# REQUEST
Output the entries below exactly as written, omitting pictures.

# DATASET CONTENT

--

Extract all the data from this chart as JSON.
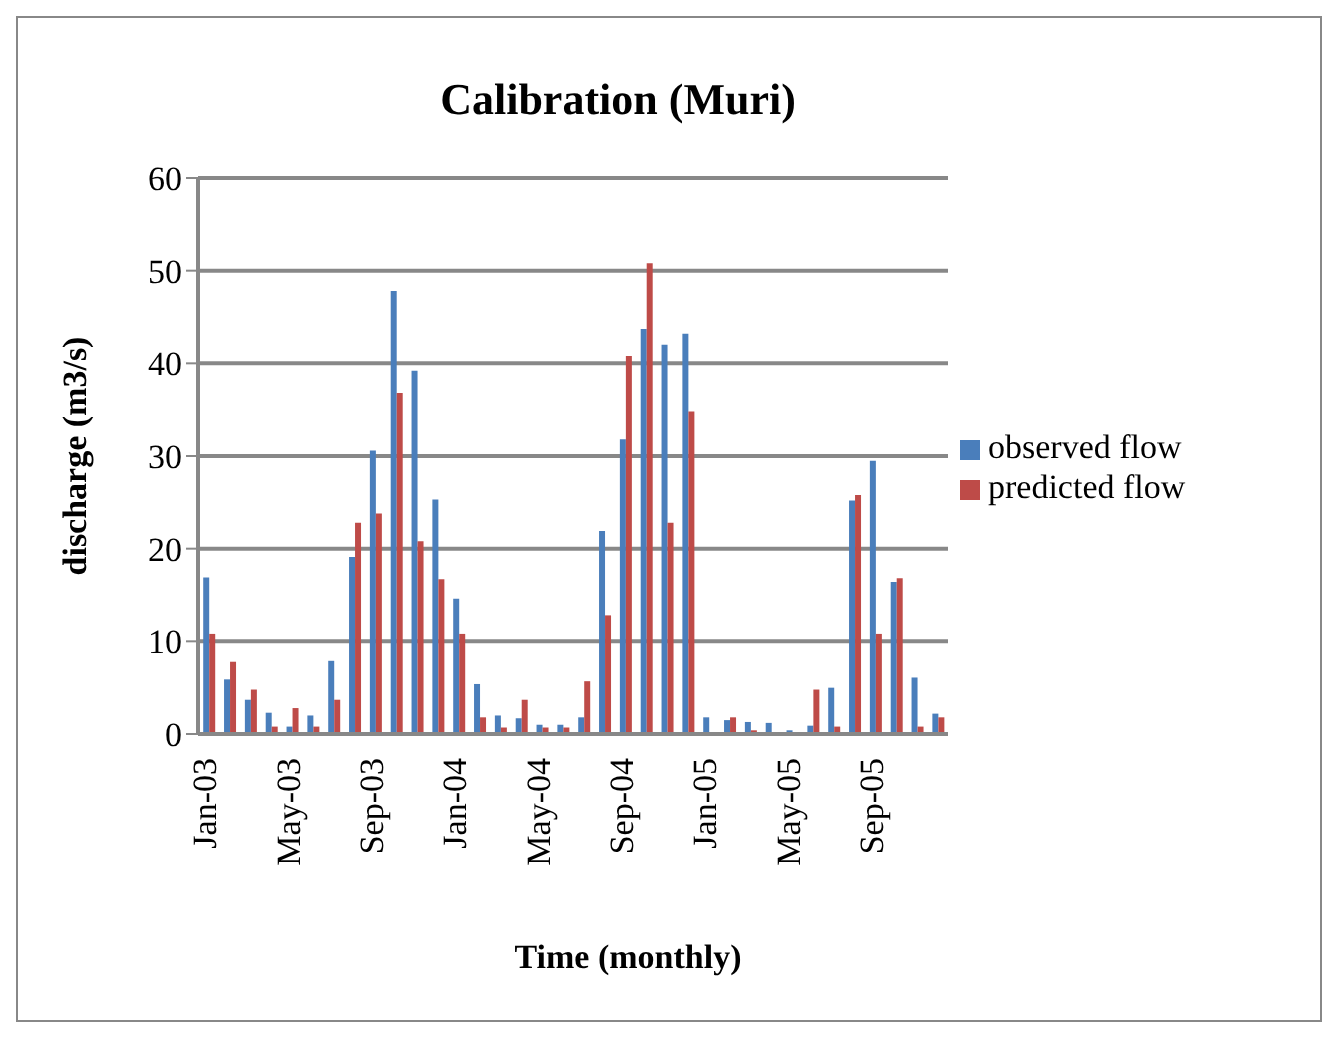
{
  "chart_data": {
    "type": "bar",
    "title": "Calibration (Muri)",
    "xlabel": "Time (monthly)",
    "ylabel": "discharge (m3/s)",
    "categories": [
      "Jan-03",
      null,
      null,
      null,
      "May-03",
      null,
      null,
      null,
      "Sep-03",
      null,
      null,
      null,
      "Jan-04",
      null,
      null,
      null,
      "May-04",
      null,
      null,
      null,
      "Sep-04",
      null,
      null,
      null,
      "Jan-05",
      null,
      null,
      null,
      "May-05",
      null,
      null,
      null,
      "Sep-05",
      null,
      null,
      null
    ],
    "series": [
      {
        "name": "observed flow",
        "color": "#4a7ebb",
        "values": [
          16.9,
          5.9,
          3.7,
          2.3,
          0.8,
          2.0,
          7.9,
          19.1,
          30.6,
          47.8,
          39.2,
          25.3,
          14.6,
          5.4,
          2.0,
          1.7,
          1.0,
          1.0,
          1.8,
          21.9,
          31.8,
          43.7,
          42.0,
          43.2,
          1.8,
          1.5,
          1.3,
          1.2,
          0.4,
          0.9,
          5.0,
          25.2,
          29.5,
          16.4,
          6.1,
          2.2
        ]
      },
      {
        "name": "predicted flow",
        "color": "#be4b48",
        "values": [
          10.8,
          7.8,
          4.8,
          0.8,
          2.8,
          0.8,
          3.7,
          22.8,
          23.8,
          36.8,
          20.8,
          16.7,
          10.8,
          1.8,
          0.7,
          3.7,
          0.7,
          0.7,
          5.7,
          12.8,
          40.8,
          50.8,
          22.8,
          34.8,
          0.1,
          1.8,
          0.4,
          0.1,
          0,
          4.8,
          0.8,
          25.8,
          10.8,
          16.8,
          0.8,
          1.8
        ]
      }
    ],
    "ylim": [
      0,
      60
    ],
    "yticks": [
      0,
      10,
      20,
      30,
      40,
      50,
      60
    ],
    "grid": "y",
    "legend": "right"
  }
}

--

# SOLUTION TO THIS EXERCISE
Extract all the data from this chart as JSON.
{
  "chart_data": {
    "type": "bar",
    "title": "Calibration (Muri)",
    "xlabel": "Time (monthly)",
    "ylabel": "discharge (m3/s)",
    "categories": [
      "Jan-03",
      null,
      null,
      null,
      "May-03",
      null,
      null,
      null,
      "Sep-03",
      null,
      null,
      null,
      "Jan-04",
      null,
      null,
      null,
      "May-04",
      null,
      null,
      null,
      "Sep-04",
      null,
      null,
      null,
      "Jan-05",
      null,
      null,
      null,
      "May-05",
      null,
      null,
      null,
      "Sep-05",
      null,
      null,
      null
    ],
    "series": [
      {
        "name": "observed flow",
        "color": "#4a7ebb",
        "values": [
          16.9,
          5.9,
          3.7,
          2.3,
          0.8,
          2.0,
          7.9,
          19.1,
          30.6,
          47.8,
          39.2,
          25.3,
          14.6,
          5.4,
          2.0,
          1.7,
          1.0,
          1.0,
          1.8,
          21.9,
          31.8,
          43.7,
          42.0,
          43.2,
          1.8,
          1.5,
          1.3,
          1.2,
          0.4,
          0.9,
          5.0,
          25.2,
          29.5,
          16.4,
          6.1,
          2.2
        ]
      },
      {
        "name": "predicted flow",
        "color": "#be4b48",
        "values": [
          10.8,
          7.8,
          4.8,
          0.8,
          2.8,
          0.8,
          3.7,
          22.8,
          23.8,
          36.8,
          20.8,
          16.7,
          10.8,
          1.8,
          0.7,
          3.7,
          0.7,
          0.7,
          5.7,
          12.8,
          40.8,
          50.8,
          22.8,
          34.8,
          0.1,
          1.8,
          0.4,
          0.1,
          0,
          4.8,
          0.8,
          25.8,
          10.8,
          16.8,
          0.8,
          1.8
        ]
      }
    ],
    "ylim": [
      0,
      60
    ],
    "yticks": [
      0,
      10,
      20,
      30,
      40,
      50,
      60
    ],
    "grid": "y",
    "legend": "right"
  }
}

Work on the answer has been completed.